Aim: Below are some records. Pull every line that contains the word "machine".

Data to process:

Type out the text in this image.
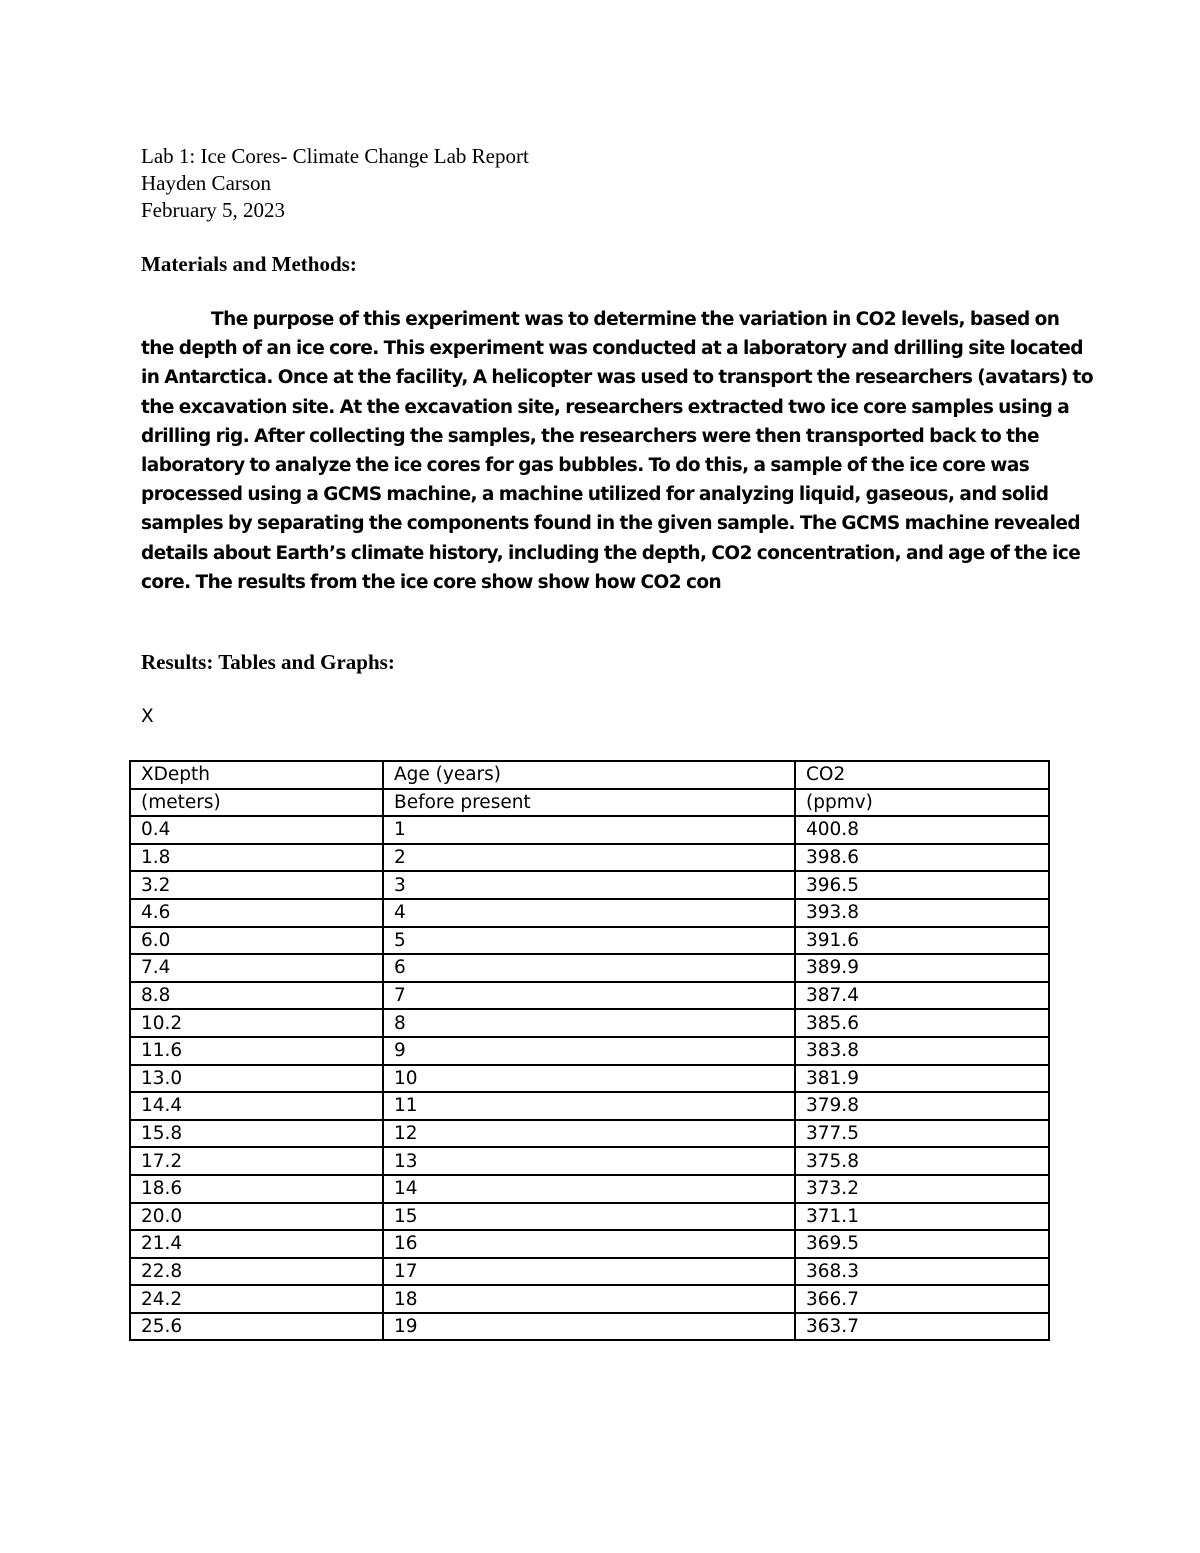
Lab 1: Ice Cores- Climate Change Lab Report
Hayden Carson
February 5, 2023
Materials and Methods:
The purpose of this experiment was to determine the variation in CO2 levels, based on
the depth of an ice core. This experiment was conducted at a laboratory and drilling site located
in Antarctica. Once at the facility, A helicopter was used to transport the researchers (avatars) to
the excavation site. At the excavation site, researchers extracted two ice core samples using a
drilling rig. After collecting the samples, the researchers were then transported back to the
laboratory to analyze the ice cores for gas bubbles. To do this, a sample of the ice core was
processed using a GCMS machine, a machine utilized for analyzing liquid, gaseous, and solid
samples by separating the components found in the given sample. The GCMS machine revealed
details about Earth’s climate history, including the depth, CO2 concentration, and age of the ice
core. The results from the ice core show show how CO2 con
Results: Tables and Graphs:
X
XDepth	Age (years)	CO2
(meters)	Before present	(ppmv)
0.4	1	400.8
1.8	2	398.6
3.2	3	396.5
4.6	4	393.8
6.0	5	391.6
7.4	6	389.9
8.8	7	387.4
10.2	8	385.6
11.6	9	383.8
13.0	10	381.9
14.4	11	379.8
15.8	12	377.5
17.2	13	375.8
18.6	14	373.2
20.0	15	371.1
21.4	16	369.5
22.8	17	368.3
24.2	18	366.7
25.6	19	363.7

Solution to the problem:
processed using a GCMS machine, a machine utilized for analyzing liquid, gaseous, and solid
samples by separating the components found in the given sample. The GCMS machine revealed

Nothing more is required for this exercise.